Return all lines below containing the word "this".
──────── Data records ────────
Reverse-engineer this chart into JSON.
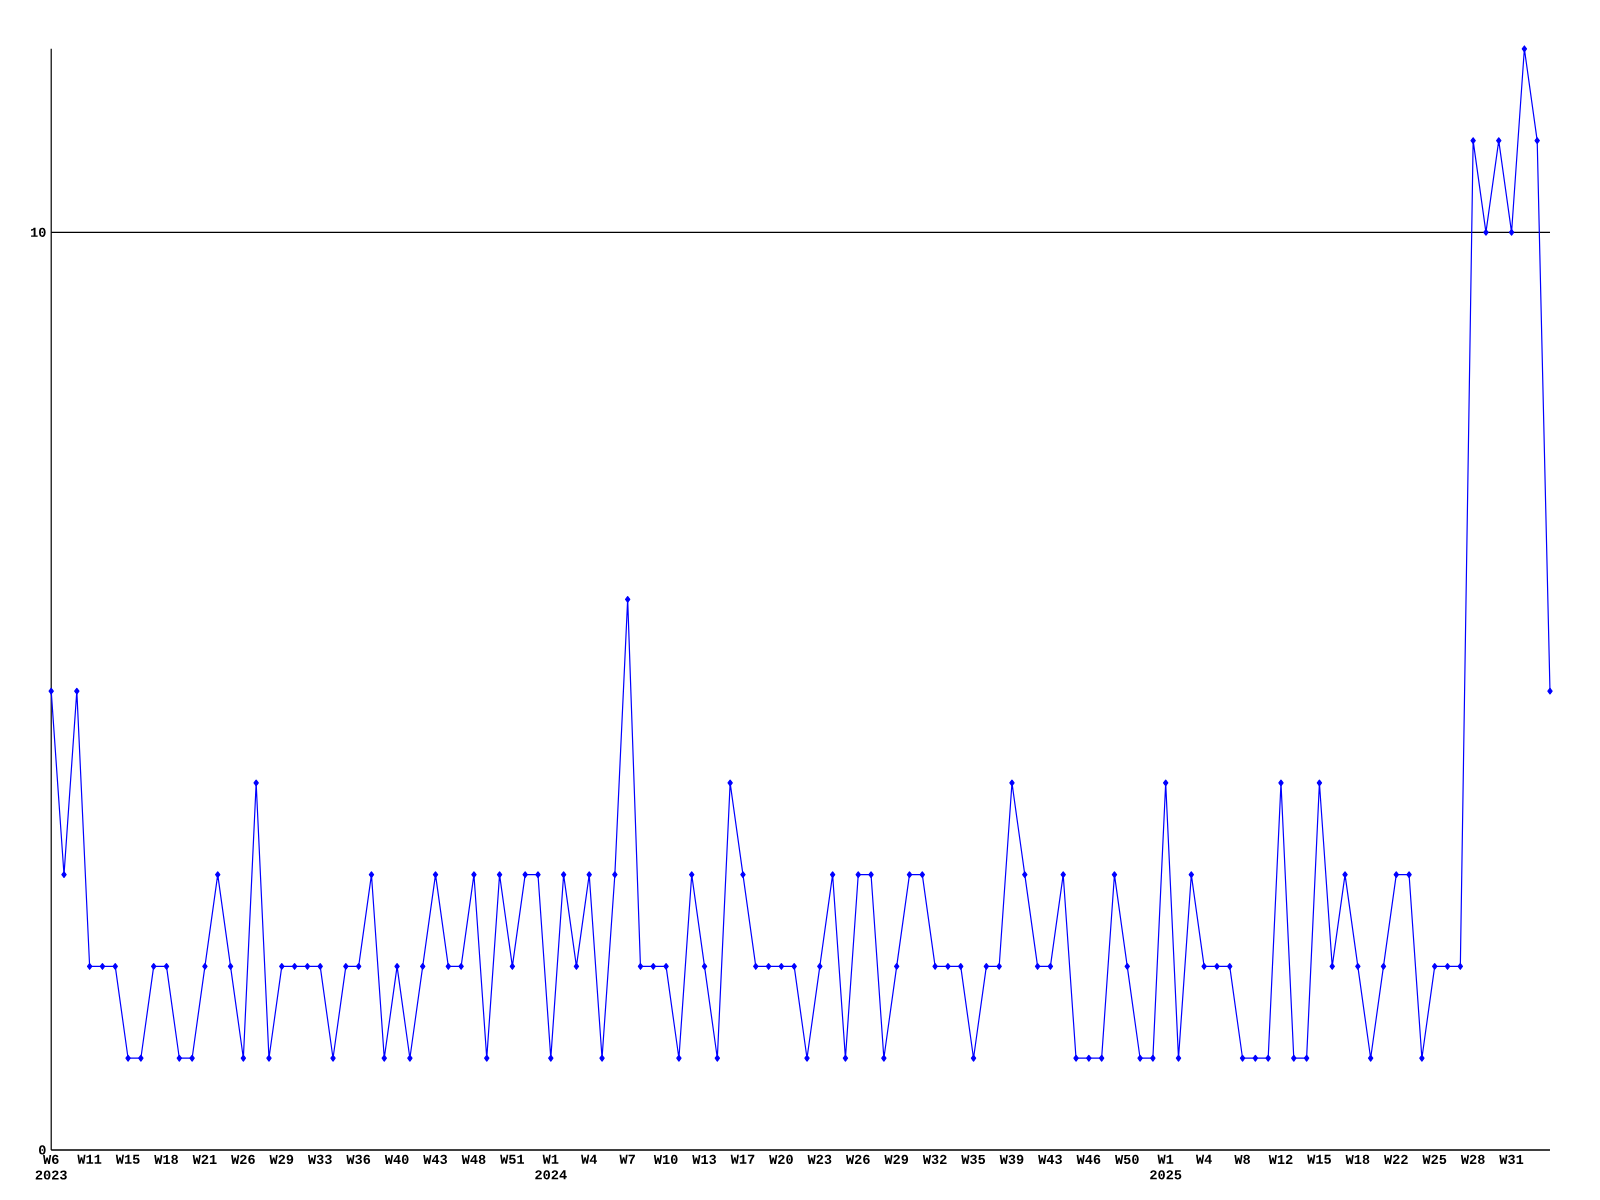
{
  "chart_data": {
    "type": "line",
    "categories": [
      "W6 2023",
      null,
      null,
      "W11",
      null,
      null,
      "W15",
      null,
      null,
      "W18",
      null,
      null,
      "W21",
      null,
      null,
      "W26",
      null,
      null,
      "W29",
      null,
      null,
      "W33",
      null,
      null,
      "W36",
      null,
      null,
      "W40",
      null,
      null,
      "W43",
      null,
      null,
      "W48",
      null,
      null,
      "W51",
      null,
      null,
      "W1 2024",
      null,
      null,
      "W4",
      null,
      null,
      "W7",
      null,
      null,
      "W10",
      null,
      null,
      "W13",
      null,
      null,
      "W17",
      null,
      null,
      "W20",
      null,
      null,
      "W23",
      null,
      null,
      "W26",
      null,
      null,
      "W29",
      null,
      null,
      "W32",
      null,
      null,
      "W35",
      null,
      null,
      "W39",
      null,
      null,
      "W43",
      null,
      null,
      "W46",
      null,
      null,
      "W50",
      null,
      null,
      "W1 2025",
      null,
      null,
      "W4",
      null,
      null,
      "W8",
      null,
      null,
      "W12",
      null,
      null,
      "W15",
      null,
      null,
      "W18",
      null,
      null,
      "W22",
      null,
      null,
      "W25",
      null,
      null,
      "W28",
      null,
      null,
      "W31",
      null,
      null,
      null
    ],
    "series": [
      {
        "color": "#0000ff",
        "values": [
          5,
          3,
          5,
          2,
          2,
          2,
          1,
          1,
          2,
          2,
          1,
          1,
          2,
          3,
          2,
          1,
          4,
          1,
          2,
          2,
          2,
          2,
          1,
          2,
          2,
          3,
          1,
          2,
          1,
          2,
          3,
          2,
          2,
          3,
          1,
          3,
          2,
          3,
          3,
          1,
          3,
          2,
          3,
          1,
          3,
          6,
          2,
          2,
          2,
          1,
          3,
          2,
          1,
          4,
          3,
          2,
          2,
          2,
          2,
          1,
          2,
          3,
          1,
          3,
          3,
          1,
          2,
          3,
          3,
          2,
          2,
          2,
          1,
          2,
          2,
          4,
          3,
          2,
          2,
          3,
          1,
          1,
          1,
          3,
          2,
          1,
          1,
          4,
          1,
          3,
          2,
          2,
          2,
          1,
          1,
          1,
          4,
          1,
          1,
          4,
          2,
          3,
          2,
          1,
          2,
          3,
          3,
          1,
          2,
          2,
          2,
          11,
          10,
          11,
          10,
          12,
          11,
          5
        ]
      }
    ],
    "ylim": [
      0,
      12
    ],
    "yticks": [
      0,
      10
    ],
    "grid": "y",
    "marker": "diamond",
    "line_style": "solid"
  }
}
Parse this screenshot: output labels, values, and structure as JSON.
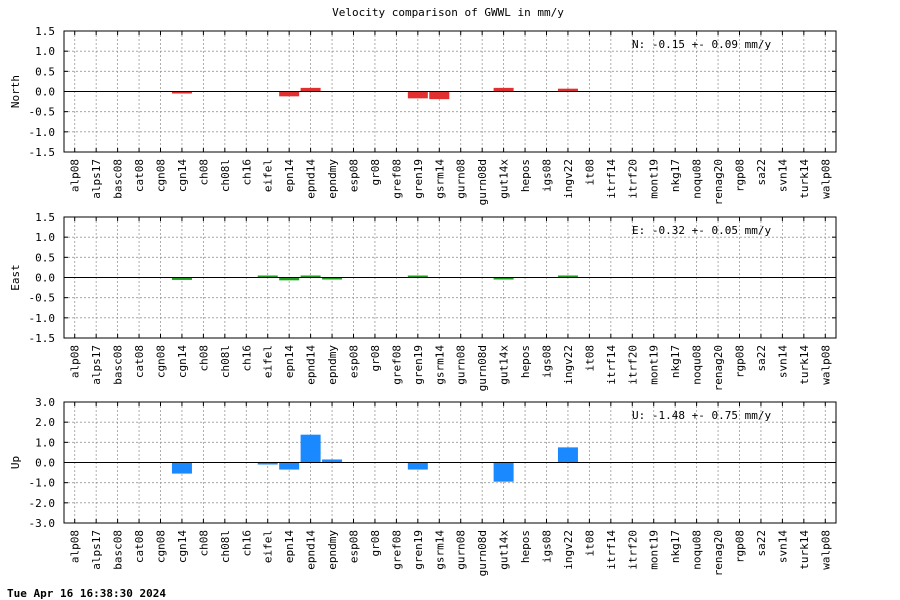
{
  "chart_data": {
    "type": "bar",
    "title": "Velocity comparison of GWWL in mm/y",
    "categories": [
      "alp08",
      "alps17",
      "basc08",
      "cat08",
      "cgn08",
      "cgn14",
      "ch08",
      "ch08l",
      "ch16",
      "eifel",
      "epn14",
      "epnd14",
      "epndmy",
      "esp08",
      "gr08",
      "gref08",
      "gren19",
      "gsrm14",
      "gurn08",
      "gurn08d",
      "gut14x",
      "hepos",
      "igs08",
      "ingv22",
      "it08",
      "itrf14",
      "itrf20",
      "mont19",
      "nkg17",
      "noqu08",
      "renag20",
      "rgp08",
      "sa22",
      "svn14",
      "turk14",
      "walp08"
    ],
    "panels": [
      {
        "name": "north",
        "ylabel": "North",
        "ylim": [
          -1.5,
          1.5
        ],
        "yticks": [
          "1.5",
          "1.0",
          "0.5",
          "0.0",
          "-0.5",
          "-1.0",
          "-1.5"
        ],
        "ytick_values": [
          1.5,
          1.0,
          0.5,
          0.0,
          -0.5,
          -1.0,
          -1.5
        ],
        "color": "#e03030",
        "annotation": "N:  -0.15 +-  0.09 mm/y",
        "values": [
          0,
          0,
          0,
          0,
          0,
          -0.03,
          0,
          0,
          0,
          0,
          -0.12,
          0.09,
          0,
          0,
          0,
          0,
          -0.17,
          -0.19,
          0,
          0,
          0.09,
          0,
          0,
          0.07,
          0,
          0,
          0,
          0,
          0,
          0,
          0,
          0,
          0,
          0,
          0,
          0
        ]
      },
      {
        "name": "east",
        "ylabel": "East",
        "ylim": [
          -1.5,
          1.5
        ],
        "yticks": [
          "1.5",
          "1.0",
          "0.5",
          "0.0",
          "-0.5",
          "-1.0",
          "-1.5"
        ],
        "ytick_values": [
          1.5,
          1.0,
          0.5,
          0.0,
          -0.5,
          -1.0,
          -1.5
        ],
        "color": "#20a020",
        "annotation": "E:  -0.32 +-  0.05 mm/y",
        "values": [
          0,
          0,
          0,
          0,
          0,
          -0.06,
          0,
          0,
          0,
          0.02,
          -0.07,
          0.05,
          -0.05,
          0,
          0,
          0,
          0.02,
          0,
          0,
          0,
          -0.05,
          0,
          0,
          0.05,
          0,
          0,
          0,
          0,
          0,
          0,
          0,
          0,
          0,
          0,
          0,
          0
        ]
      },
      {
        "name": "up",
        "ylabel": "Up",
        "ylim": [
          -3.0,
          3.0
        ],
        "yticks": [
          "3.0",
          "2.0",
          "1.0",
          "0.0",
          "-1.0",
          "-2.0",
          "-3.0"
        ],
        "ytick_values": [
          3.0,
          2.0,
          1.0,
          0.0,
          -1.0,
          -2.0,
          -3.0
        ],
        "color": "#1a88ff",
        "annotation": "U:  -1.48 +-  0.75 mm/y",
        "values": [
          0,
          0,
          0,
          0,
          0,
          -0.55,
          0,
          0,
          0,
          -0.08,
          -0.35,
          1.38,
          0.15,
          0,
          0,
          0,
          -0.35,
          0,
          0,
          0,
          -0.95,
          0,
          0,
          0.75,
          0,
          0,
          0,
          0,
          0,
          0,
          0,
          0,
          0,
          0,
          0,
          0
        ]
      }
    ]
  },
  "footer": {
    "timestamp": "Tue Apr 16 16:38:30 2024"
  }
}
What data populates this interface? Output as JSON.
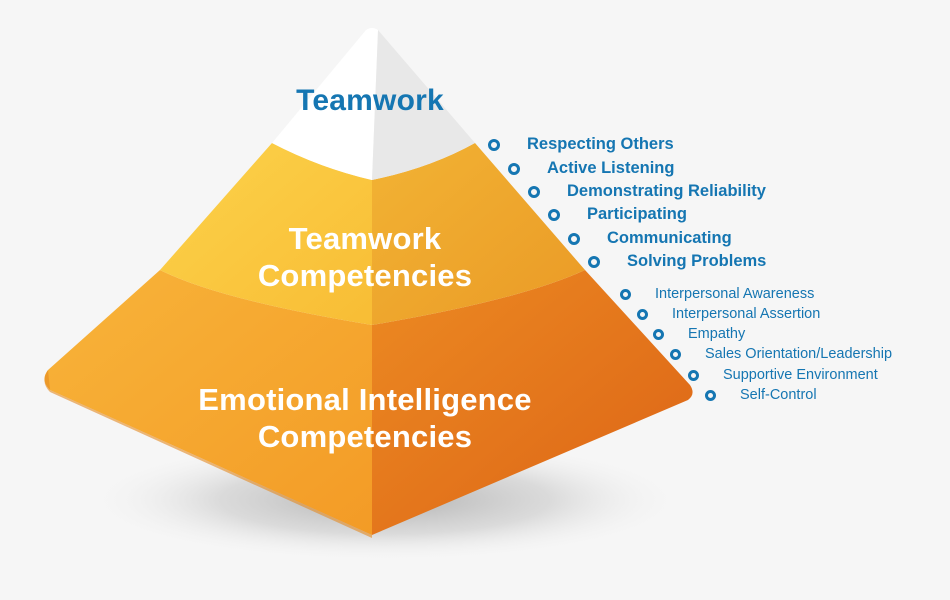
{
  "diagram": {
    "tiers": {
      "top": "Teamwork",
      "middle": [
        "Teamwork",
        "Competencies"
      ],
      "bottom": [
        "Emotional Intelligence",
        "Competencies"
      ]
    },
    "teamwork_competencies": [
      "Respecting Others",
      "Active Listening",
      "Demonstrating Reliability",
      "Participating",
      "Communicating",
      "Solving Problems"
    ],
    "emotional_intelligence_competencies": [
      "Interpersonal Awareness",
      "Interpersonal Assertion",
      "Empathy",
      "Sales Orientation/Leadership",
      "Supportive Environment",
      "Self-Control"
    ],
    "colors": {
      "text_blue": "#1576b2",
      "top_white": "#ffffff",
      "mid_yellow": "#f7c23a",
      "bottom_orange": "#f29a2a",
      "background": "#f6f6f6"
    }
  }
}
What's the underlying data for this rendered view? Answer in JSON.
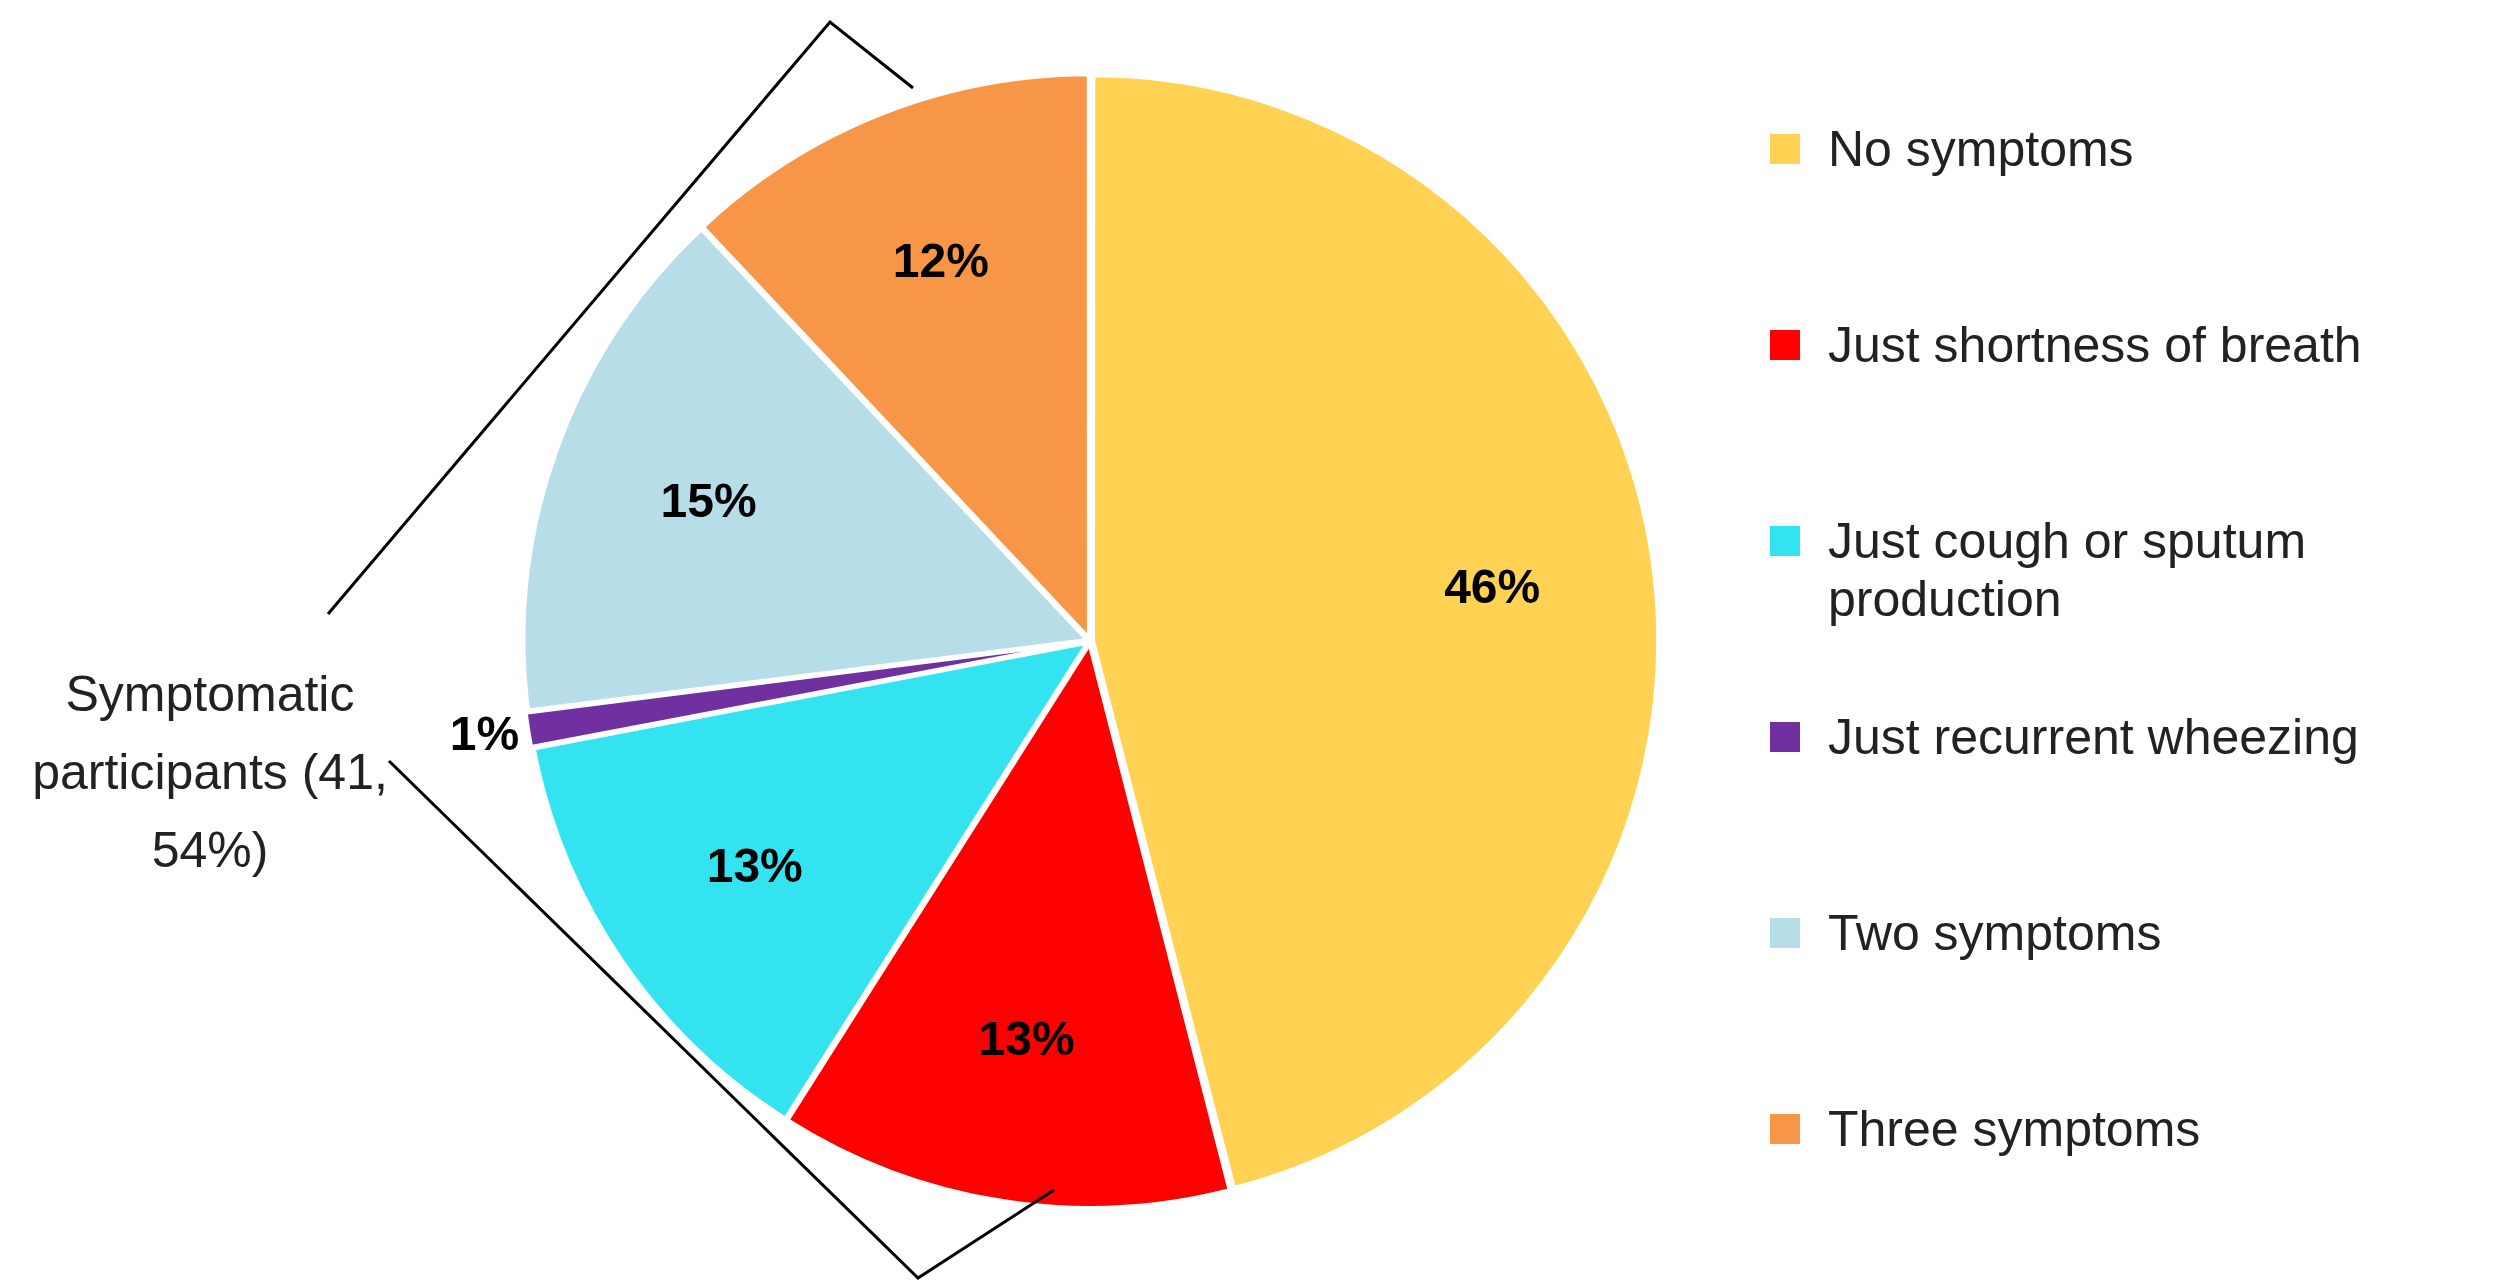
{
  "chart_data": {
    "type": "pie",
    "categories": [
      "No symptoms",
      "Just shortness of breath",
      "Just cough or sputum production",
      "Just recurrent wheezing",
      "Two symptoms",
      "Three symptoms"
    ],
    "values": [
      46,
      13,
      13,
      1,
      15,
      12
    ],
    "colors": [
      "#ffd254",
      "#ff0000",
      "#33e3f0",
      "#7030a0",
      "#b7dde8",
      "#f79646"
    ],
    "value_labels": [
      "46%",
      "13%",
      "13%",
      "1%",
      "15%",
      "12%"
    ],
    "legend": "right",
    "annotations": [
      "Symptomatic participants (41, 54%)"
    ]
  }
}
────────
Answer:
Reverse-engineer this chart into JSON.
Parse this screenshot: output labels, values, and structure as JSON.
What data populates this interface? Output as JSON.
What's the underlying data for this rendered view? Answer in JSON.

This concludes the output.